## TASK REQUIREMENTS
Recast as a numbered list the lines beginning with the line that contains "Localize each UI" and continuing through the line that contains "Enumerate 17 of", both included. Omit any blank lines.
--- START ---
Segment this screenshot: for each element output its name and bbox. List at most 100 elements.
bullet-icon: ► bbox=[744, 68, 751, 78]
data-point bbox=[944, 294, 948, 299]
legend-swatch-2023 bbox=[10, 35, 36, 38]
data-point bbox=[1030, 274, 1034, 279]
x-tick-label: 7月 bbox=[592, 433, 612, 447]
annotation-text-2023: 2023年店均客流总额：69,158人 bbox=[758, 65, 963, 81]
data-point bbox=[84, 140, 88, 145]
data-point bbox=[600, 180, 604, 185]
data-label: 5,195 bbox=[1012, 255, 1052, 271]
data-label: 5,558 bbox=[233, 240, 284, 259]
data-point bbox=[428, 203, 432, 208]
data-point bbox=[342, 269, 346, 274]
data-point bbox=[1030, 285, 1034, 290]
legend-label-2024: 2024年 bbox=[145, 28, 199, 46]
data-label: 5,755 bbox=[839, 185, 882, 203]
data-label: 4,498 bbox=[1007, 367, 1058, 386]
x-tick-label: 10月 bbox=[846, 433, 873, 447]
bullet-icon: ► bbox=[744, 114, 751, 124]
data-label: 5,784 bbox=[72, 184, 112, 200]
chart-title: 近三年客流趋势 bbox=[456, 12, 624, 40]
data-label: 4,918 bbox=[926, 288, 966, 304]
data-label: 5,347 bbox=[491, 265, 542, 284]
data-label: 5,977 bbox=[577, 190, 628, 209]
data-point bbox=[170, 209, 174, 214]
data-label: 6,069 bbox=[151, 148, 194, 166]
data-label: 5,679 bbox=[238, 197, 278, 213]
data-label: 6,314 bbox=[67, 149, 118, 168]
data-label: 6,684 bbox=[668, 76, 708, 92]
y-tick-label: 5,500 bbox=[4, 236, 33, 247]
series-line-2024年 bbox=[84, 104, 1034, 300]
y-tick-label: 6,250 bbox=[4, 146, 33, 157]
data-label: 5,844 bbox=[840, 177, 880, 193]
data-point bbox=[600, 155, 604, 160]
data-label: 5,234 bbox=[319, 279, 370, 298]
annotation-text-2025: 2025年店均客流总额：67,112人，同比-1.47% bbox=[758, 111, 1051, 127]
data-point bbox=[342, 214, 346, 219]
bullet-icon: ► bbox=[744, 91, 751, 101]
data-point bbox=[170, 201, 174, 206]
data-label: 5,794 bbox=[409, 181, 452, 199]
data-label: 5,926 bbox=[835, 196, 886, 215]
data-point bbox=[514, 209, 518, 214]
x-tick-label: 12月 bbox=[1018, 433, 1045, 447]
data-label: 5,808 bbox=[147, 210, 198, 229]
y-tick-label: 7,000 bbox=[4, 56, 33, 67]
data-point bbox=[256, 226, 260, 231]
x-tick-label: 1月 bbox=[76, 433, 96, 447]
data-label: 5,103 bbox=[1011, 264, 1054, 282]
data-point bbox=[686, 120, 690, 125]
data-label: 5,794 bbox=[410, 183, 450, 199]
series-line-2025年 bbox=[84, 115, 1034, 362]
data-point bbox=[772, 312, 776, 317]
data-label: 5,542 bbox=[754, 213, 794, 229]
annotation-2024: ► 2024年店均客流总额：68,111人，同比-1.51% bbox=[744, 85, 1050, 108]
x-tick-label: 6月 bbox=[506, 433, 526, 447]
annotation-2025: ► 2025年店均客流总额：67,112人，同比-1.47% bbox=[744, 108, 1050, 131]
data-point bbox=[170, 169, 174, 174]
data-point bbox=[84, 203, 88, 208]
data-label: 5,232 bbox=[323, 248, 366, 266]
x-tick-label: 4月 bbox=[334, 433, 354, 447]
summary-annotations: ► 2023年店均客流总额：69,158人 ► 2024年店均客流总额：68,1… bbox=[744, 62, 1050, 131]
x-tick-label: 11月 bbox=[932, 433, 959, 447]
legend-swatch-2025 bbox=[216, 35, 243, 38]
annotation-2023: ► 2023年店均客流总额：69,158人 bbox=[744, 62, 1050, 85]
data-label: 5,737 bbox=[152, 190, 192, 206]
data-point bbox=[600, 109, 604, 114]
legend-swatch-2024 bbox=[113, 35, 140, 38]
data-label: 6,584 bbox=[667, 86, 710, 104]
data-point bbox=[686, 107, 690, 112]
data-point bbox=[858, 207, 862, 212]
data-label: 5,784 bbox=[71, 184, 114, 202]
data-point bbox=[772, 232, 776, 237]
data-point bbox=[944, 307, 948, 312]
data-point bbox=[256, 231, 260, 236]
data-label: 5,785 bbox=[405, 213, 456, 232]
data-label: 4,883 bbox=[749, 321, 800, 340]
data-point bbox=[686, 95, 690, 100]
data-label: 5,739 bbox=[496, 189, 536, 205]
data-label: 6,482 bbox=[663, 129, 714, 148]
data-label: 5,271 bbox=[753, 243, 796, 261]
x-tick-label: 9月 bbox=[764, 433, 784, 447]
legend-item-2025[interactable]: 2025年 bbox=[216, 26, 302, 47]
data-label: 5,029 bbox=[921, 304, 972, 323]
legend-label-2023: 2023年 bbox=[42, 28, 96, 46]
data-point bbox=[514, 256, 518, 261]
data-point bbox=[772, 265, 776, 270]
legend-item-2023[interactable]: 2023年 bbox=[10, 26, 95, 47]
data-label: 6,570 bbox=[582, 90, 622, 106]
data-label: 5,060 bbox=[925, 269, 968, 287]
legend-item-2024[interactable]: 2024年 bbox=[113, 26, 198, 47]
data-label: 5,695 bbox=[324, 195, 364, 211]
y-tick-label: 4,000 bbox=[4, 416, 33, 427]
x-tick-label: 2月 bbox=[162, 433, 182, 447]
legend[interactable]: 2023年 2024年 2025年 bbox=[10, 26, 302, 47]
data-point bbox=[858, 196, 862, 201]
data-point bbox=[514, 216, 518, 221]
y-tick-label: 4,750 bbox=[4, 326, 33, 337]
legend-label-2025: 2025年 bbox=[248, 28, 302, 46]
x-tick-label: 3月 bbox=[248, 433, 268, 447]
--- END ---
--- START ---
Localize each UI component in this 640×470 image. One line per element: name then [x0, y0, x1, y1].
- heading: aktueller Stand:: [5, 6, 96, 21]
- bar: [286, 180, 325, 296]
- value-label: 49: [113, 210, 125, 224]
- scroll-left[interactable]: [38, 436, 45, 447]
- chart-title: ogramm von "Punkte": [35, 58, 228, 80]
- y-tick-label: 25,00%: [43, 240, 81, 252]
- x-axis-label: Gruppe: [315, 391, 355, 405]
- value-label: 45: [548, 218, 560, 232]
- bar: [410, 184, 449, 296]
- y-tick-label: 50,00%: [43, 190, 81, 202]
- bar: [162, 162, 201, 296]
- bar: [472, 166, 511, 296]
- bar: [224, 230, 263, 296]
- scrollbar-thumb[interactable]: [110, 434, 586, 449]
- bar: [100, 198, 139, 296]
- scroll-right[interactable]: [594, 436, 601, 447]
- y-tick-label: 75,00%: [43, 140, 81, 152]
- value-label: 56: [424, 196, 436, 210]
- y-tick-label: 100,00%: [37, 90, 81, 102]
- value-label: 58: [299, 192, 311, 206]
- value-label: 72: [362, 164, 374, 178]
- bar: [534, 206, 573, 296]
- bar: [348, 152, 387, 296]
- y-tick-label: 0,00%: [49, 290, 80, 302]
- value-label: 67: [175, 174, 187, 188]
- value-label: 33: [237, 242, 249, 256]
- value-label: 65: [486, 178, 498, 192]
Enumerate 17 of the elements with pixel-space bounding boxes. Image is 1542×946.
--- END ---
--- START ---
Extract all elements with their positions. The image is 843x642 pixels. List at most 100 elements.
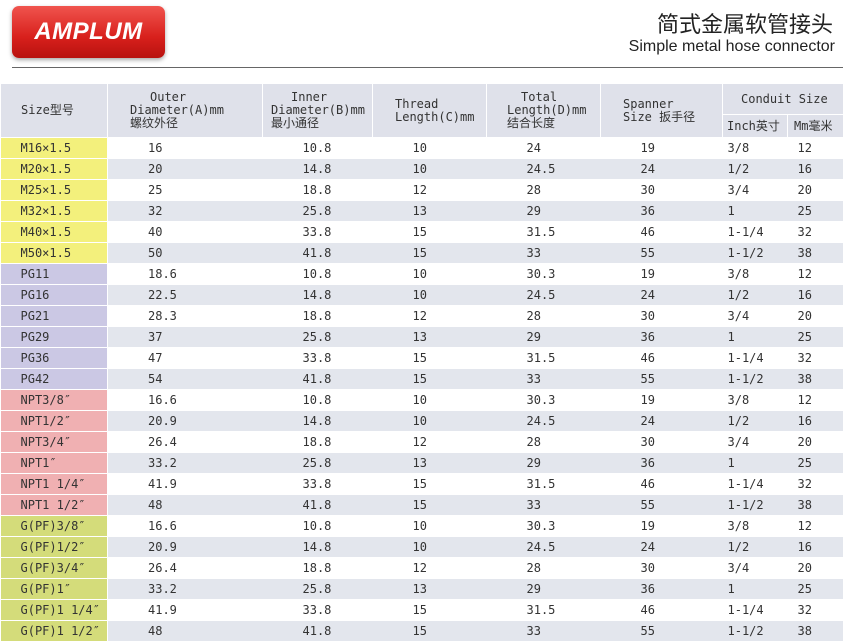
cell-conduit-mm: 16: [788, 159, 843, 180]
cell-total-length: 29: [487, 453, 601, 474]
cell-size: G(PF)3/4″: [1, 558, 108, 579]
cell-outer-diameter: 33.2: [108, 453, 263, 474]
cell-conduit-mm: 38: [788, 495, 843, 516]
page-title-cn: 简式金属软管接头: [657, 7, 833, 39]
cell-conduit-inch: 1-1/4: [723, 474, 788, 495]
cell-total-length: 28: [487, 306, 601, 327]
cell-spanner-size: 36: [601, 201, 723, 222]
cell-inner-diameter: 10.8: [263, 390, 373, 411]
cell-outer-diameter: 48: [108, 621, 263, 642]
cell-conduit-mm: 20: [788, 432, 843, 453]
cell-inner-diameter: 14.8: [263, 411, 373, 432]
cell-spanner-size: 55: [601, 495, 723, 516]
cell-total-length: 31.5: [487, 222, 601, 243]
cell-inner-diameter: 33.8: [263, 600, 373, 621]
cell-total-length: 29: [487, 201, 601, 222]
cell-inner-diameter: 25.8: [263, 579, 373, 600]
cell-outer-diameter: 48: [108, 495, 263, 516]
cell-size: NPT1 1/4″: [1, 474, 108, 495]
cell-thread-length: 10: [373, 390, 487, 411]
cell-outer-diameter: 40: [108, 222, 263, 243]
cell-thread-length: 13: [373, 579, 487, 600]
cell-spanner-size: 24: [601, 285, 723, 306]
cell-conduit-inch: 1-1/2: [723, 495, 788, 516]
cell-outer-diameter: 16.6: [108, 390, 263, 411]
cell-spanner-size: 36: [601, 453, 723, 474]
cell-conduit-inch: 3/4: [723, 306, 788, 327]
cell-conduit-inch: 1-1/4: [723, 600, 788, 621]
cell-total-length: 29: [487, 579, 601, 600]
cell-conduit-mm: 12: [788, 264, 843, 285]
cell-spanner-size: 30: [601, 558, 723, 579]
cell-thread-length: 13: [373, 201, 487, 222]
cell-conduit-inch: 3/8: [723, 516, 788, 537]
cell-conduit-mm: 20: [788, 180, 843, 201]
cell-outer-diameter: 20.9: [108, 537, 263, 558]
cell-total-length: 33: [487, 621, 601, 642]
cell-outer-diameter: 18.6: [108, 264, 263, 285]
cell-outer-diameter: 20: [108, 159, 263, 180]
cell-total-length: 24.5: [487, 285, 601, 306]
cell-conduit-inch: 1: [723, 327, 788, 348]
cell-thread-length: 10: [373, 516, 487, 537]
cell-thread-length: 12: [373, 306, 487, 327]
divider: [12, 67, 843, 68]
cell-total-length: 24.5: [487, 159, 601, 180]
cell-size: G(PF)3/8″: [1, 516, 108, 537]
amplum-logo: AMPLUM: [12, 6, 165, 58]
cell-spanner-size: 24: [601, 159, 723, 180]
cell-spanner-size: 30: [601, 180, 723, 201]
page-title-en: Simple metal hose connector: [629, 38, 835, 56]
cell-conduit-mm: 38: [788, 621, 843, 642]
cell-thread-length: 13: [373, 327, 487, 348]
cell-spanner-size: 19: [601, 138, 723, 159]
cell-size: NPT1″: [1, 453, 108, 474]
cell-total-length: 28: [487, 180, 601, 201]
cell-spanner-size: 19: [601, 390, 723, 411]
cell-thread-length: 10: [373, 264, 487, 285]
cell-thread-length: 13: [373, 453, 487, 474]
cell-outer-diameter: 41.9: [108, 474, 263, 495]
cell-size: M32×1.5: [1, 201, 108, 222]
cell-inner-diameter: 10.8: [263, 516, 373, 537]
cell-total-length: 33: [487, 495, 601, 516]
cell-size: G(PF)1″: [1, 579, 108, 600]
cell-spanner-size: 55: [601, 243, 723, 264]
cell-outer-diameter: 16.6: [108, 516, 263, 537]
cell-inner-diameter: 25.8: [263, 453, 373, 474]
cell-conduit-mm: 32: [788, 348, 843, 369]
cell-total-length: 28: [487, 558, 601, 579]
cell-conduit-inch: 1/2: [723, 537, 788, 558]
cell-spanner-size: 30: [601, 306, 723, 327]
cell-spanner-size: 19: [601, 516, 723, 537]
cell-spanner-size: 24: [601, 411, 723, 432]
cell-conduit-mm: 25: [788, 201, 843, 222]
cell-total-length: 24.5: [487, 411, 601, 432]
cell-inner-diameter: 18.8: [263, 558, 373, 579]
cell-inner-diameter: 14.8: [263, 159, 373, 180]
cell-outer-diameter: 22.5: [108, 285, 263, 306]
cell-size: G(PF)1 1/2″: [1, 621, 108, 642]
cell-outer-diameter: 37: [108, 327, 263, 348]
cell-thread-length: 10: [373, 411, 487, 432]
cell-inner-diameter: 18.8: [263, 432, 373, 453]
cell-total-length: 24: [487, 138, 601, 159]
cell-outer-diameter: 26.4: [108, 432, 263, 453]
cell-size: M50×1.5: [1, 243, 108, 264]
--- END ---
## EXERCISE ANSWER
1. Localize each UI component in this 640×470 image. One line per element: name then [x0, y0, x1, y1].
2. - heading: aktueller Stand:: [5, 6, 96, 21]
3. - bar: [286, 180, 325, 296]
4. - value-label: 49: [113, 210, 125, 224]
5. - scroll-left[interactable]: [38, 436, 45, 447]
6. - chart-title: ogramm von "Punkte": [35, 58, 228, 80]
7. - y-tick-label: 25,00%: [43, 240, 81, 252]
8. - x-axis-label: Gruppe: [315, 391, 355, 405]
9. - value-label: 45: [548, 218, 560, 232]
10. - bar: [410, 184, 449, 296]
11. - y-tick-label: 50,00%: [43, 190, 81, 202]
12. - bar: [162, 162, 201, 296]
13. - bar: [472, 166, 511, 296]
14. - bar: [224, 230, 263, 296]
15. - scrollbar-thumb[interactable]: [110, 434, 586, 449]
16. - bar: [100, 198, 139, 296]
17. - scroll-right[interactable]: [594, 436, 601, 447]
18. - y-tick-label: 75,00%: [43, 140, 81, 152]
19. - value-label: 56: [424, 196, 436, 210]
20. - y-tick-label: 100,00%: [37, 90, 81, 102]
21. - value-label: 58: [299, 192, 311, 206]
22. - value-label: 72: [362, 164, 374, 178]
23. - bar: [534, 206, 573, 296]
24. - bar: [348, 152, 387, 296]
25. - y-tick-label: 0,00%: [49, 290, 80, 302]
26. - value-label: 67: [175, 174, 187, 188]
27. - value-label: 33: [237, 242, 249, 256]
28. - value-label: 65: [486, 178, 498, 192]
29. Enumerate 17 of the elements with pixel-space bounding boxes. Image is 1542×946.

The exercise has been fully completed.